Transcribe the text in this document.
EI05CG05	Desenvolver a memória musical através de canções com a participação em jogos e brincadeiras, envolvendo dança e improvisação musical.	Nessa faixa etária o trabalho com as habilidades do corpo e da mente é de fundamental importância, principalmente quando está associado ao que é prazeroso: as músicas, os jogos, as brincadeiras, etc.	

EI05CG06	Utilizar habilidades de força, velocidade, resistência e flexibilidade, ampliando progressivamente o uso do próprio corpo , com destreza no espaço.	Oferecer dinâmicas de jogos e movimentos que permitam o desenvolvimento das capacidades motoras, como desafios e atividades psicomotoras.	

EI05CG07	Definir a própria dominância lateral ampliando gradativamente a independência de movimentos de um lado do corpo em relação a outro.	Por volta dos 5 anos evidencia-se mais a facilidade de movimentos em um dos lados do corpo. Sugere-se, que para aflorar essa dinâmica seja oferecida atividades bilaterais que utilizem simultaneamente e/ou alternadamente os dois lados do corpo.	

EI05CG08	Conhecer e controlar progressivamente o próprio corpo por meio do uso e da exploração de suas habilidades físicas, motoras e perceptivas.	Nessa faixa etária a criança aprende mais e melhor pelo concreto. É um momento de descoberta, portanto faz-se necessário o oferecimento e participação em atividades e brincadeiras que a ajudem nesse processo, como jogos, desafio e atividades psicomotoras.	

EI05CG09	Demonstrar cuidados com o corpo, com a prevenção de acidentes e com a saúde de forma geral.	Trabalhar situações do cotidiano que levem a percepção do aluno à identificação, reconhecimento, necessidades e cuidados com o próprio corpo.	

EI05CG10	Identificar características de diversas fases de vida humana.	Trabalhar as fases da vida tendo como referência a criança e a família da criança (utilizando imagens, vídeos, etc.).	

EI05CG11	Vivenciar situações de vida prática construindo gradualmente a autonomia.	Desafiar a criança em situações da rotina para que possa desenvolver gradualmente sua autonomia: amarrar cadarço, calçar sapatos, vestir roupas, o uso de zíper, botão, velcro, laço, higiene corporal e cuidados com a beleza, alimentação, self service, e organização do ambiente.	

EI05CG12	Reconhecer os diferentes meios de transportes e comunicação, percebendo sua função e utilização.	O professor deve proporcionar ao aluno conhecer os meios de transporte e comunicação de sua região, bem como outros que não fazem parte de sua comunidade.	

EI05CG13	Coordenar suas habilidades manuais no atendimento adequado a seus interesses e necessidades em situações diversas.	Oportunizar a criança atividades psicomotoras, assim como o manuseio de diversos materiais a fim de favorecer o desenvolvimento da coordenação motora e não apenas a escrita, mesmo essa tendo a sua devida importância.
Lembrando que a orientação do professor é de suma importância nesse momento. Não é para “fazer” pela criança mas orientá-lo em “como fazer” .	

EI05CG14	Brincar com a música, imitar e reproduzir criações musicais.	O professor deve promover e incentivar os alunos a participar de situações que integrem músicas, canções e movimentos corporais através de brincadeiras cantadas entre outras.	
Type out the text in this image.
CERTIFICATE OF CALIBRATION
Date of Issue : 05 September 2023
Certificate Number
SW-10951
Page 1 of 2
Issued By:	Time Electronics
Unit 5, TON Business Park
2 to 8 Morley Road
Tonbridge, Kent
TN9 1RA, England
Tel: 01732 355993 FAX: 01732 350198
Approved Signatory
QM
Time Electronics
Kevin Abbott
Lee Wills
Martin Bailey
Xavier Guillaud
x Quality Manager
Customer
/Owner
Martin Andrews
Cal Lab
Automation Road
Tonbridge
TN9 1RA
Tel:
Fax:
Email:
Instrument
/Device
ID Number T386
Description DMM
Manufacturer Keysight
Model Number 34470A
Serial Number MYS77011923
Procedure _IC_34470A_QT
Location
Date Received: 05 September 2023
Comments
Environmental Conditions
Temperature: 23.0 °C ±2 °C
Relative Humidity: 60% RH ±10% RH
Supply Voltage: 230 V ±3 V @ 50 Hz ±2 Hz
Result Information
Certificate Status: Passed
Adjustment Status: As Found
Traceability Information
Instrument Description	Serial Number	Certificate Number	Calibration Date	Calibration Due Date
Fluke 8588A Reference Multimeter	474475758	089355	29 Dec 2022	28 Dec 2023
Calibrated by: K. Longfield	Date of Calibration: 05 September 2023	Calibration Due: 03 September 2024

§ **PROBLEM**: Check each line of the records for the word "Status", and show the lines that contain it.

§ **SOLUTION FOR THIS EXERCISE**:
Certificate Status: Passed
Adjustment Status: As Found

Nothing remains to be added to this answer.